### GIVEN EXERCISE
Transcribe the records below exactly.

[START INPUT FOR THIS TASK]

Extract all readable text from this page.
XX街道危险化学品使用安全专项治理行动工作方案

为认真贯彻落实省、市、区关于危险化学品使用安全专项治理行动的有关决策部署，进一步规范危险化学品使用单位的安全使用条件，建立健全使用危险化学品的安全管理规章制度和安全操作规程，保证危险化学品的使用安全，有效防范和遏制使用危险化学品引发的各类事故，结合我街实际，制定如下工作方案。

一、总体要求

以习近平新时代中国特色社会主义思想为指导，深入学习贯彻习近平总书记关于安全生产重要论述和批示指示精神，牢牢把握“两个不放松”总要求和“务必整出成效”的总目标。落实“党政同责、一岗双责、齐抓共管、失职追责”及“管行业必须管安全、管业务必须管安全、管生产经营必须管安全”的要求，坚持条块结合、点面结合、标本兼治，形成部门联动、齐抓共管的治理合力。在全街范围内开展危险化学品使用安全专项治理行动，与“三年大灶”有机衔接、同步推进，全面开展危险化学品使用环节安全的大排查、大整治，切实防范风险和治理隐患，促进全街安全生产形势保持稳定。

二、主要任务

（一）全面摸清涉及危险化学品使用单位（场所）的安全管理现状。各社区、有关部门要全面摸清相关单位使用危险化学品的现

[END INPUT FOR THIS TASK]

### SOLUTION TO THE EXERCISE
Extract all readable text from this page.
XX街道危险化学品使用安全专项治理行动工作方案

为认真贯彻落实省、市、区关于危险化学品使用安全专项治理行动的有关决策部署，进一步规范危险化学品使用单位的安全使用条件，建立健全使用危险化学品的安全管理规章制度和安全操作规程，保证危险化学品的使用安全，有效防范和遏制使用危险化学品引发的各类事故，结合我街实际，制定如下工作方案。

一、总体要求

以习近平新时代中国特色社会主义思想为指导，深入学习贯彻习近平总书记关于安全生产重要论述和批示指示精神，牢牢把握“两个不放松”总要求和“务必整出成效”的总目标。落实“党政同责、一岗双责、齐抓共管、失职追责”及“管行业必须管安全、管业务必须管安全、管生产经营必须管安全”的要求，坚持条块结合、点面结合、标本兼治，形成部门联动、齐抓共管的治理合力。在全街范围内开展危险化学品使用安全专项治理行动，与“三年大灶”有机衔接、同步推进，全面开展危险化学品使用环节安全的大排查、大整治，切实防范风险和治理隐患，促进全街安全生产形势保持稳定。

二、主要任务

（一）全面摸清涉及危险化学品使用单位（场所）的安全管理现状。各社区、有关部门要全面摸清相关单位使用危险化学品的现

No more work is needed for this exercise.